Extracted data

** start **

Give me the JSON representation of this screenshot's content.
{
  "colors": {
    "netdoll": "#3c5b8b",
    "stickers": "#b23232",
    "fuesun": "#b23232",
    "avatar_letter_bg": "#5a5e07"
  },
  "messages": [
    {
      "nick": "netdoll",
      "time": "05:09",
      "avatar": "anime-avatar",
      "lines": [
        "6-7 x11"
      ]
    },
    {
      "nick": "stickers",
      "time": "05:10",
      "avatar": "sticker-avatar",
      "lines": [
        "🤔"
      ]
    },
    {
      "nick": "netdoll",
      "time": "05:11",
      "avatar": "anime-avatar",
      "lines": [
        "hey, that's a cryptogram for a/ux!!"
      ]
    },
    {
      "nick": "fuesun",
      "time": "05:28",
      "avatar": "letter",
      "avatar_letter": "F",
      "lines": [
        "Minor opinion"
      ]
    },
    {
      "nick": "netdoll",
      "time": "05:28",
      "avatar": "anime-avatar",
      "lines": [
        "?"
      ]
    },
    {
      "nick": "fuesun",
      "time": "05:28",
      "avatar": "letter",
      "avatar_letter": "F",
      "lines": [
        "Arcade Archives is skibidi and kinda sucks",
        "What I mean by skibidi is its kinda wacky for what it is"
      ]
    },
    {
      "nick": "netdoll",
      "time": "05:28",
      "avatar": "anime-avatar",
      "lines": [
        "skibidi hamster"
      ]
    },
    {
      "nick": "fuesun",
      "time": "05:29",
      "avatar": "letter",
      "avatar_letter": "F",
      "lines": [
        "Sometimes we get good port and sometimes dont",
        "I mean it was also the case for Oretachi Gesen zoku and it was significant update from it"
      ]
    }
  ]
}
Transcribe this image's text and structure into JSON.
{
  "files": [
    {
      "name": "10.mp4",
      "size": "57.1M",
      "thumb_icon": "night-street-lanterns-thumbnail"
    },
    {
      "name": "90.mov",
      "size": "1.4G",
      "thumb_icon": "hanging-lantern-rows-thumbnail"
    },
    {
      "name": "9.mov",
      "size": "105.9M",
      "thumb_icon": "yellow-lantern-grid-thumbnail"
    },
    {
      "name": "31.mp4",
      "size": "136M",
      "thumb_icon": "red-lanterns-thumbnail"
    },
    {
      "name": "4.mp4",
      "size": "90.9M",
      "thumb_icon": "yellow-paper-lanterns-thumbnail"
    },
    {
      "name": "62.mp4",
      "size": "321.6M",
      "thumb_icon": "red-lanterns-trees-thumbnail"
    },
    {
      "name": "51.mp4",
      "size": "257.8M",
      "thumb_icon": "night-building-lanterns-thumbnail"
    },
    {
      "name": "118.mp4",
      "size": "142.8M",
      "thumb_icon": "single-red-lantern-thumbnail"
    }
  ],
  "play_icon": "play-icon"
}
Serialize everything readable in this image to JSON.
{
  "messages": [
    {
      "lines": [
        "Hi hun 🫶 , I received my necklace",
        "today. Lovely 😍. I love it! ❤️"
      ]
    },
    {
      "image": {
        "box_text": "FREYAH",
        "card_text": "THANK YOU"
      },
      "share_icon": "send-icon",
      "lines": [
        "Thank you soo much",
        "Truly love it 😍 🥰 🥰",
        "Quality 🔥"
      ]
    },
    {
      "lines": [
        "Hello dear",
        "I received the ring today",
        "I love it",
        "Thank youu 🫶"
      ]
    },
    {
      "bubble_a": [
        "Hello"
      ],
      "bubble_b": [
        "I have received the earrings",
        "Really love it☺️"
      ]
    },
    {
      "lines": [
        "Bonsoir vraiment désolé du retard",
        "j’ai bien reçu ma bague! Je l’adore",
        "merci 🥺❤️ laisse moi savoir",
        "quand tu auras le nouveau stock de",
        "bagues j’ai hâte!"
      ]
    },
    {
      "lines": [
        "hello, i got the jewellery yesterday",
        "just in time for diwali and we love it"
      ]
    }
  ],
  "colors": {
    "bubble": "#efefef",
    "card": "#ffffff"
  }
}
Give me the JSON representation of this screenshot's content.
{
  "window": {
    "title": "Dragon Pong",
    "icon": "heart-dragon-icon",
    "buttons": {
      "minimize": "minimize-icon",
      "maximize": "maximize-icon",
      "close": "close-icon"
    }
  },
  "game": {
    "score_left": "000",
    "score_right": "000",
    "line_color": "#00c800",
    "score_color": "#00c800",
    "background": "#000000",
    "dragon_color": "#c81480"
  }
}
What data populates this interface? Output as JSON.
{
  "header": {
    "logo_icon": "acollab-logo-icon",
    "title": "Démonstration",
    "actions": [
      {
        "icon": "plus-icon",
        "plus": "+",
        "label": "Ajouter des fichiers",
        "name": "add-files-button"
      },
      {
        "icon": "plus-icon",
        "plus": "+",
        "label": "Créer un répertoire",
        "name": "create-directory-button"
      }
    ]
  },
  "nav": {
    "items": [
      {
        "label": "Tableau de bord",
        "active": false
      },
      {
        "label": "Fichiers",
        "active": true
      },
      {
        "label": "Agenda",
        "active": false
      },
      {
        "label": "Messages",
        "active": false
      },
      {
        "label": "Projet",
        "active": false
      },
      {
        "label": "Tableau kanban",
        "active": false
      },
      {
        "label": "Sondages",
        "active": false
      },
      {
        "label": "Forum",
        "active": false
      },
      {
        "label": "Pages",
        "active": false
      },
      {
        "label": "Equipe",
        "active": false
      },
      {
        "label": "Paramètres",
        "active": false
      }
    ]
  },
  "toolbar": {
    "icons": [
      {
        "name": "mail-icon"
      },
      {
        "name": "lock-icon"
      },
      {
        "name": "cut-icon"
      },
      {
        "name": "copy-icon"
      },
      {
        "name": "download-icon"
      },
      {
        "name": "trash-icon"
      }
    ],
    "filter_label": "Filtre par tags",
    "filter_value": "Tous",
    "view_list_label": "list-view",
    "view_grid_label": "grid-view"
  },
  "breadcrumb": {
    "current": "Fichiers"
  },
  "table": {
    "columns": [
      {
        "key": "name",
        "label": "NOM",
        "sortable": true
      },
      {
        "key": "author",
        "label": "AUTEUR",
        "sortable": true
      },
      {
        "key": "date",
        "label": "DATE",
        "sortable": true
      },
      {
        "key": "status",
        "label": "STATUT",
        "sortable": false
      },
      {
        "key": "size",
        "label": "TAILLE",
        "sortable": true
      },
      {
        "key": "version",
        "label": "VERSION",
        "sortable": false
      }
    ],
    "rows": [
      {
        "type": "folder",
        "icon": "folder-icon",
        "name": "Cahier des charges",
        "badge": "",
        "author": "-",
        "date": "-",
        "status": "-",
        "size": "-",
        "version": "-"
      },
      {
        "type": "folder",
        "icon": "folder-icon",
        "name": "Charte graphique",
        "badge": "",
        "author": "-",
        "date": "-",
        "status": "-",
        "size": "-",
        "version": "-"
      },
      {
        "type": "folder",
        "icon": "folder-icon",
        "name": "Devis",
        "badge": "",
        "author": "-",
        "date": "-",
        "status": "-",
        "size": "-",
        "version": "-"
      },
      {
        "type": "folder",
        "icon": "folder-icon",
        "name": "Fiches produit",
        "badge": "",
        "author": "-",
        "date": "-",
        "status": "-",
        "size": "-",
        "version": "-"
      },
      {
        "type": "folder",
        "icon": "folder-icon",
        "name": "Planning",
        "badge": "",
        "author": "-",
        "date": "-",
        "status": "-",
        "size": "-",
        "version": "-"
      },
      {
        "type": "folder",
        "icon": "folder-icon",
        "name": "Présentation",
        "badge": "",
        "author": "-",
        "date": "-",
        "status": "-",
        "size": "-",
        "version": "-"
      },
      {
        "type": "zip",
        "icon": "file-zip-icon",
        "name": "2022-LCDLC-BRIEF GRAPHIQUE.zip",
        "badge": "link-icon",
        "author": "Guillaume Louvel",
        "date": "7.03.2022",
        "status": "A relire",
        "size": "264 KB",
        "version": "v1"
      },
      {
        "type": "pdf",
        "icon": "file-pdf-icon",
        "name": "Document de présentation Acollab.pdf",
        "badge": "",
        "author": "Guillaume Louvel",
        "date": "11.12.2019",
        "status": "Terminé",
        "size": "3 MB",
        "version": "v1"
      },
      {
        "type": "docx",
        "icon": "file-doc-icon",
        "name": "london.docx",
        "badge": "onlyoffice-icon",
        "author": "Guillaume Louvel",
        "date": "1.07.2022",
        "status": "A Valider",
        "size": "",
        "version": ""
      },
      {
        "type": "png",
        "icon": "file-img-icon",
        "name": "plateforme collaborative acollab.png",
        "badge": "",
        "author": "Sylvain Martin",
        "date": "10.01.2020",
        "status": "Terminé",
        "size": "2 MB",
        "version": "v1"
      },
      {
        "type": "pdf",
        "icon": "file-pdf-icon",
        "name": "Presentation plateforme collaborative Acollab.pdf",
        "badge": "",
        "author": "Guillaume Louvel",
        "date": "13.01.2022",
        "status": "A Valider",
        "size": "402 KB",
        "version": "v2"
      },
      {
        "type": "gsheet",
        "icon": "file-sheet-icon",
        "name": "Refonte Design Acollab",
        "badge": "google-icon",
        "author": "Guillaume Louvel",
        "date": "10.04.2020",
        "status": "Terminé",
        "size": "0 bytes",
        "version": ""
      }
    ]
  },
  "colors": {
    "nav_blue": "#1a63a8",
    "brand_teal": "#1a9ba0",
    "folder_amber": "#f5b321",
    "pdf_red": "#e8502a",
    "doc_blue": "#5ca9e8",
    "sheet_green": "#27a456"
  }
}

** end **

Task to carry out
Pick each line holding the word "view" out of the listing.

Finished task
    "view_list_label": "list-view",
    "view_grid_label": "grid-view"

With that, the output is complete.